Items from a figure collection
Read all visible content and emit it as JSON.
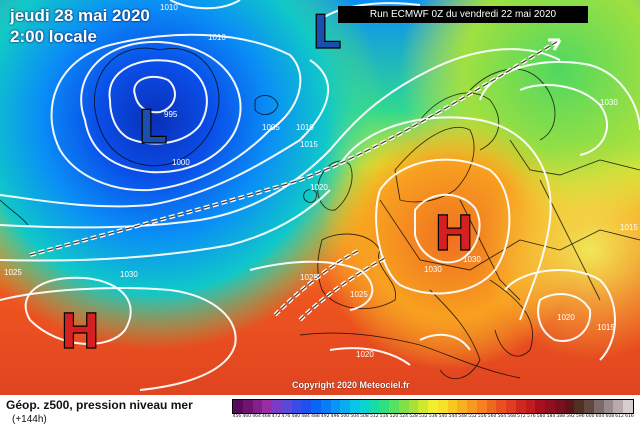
{
  "header": {
    "date_line": "jeudi 28 mai 2020",
    "time_line": "2:00 locale",
    "run_info": "Run ECMWF 0Z du vendredi 22 mai 2020"
  },
  "footer": {
    "product": "Géop. z500, pression niveau mer",
    "horizon": "(+144h)",
    "copyright": "Copyright 2020 Meteociel.fr"
  },
  "pressure_centers": [
    {
      "symbol": "L",
      "kind": "low"
    },
    {
      "symbol": "L",
      "kind": "low"
    },
    {
      "symbol": "H",
      "kind": "high"
    },
    {
      "symbol": "H",
      "kind": "high"
    }
  ],
  "isobar_labels": [
    "1010",
    "1010",
    "995",
    "1000",
    "1005",
    "1010",
    "1015",
    "1020",
    "1025",
    "1030",
    "1025",
    "1025",
    "1030",
    "1030",
    "1020",
    "1020",
    "1015",
    "1015",
    "1030"
  ],
  "scale": {
    "labels": [
      "456",
      "460",
      "464",
      "468",
      "472",
      "476",
      "480",
      "484",
      "488",
      "492",
      "496",
      "500",
      "504",
      "508",
      "512",
      "516",
      "520",
      "524",
      "528",
      "532",
      "536",
      "540",
      "544",
      "548",
      "552",
      "556",
      "560",
      "564",
      "568",
      "572",
      "576",
      "580",
      "584",
      "588",
      "592",
      "596",
      "600",
      "604",
      "608",
      "612",
      "616"
    ],
    "colors": [
      "#5a0a5a",
      "#6e1470",
      "#84208a",
      "#9a2ca4",
      "#7a3cc4",
      "#5a48d8",
      "#3a4ce8",
      "#1e50f0",
      "#0a64f6",
      "#0a7cf6",
      "#0a94f6",
      "#0aacf0",
      "#0ac4e8",
      "#0ad4d0",
      "#18dca8",
      "#30e080",
      "#58e060",
      "#80e048",
      "#a8e038",
      "#d0e830",
      "#f0f030",
      "#f8e028",
      "#f8c820",
      "#f8b020",
      "#f89820",
      "#f88020",
      "#f06820",
      "#e85020",
      "#e03c20",
      "#d02820",
      "#c01c20",
      "#a81020",
      "#901020",
      "#781020",
      "#601418",
      "#503020",
      "#604840",
      "#7a6a6a",
      "#988a8a",
      "#b8aaaa",
      "#d8cccc"
    ]
  },
  "colors": {
    "isobar": "#ffffff",
    "low_symbol": "#1a4fb0",
    "high_symbol": "#d42020",
    "coast": "#000000"
  }
}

- EXERCISE TASK
Repeat the lines above exactly, and keep every picture out.

- ANSWER TO THIS TASK
Read all visible content and emit it as JSON.
{
  "header": {
    "date_line": "jeudi 28 mai 2020",
    "time_line": "2:00 locale",
    "run_info": "Run ECMWF 0Z du vendredi 22 mai 2020"
  },
  "footer": {
    "product": "Géop. z500, pression niveau mer",
    "horizon": "(+144h)",
    "copyright": "Copyright 2020 Meteociel.fr"
  },
  "pressure_centers": [
    {
      "symbol": "L",
      "kind": "low"
    },
    {
      "symbol": "L",
      "kind": "low"
    },
    {
      "symbol": "H",
      "kind": "high"
    },
    {
      "symbol": "H",
      "kind": "high"
    }
  ],
  "isobar_labels": [
    "1010",
    "1010",
    "995",
    "1000",
    "1005",
    "1010",
    "1015",
    "1020",
    "1025",
    "1030",
    "1025",
    "1025",
    "1030",
    "1030",
    "1020",
    "1020",
    "1015",
    "1015",
    "1030"
  ],
  "scale": {
    "labels": [
      "456",
      "460",
      "464",
      "468",
      "472",
      "476",
      "480",
      "484",
      "488",
      "492",
      "496",
      "500",
      "504",
      "508",
      "512",
      "516",
      "520",
      "524",
      "528",
      "532",
      "536",
      "540",
      "544",
      "548",
      "552",
      "556",
      "560",
      "564",
      "568",
      "572",
      "576",
      "580",
      "584",
      "588",
      "592",
      "596",
      "600",
      "604",
      "608",
      "612",
      "616"
    ],
    "colors": [
      "#5a0a5a",
      "#6e1470",
      "#84208a",
      "#9a2ca4",
      "#7a3cc4",
      "#5a48d8",
      "#3a4ce8",
      "#1e50f0",
      "#0a64f6",
      "#0a7cf6",
      "#0a94f6",
      "#0aacf0",
      "#0ac4e8",
      "#0ad4d0",
      "#18dca8",
      "#30e080",
      "#58e060",
      "#80e048",
      "#a8e038",
      "#d0e830",
      "#f0f030",
      "#f8e028",
      "#f8c820",
      "#f8b020",
      "#f89820",
      "#f88020",
      "#f06820",
      "#e85020",
      "#e03c20",
      "#d02820",
      "#c01c20",
      "#a81020",
      "#901020",
      "#781020",
      "#601418",
      "#503020",
      "#604840",
      "#7a6a6a",
      "#988a8a",
      "#b8aaaa",
      "#d8cccc"
    ]
  },
  "colors": {
    "isobar": "#ffffff",
    "low_symbol": "#1a4fb0",
    "high_symbol": "#d42020",
    "coast": "#000000"
  }
}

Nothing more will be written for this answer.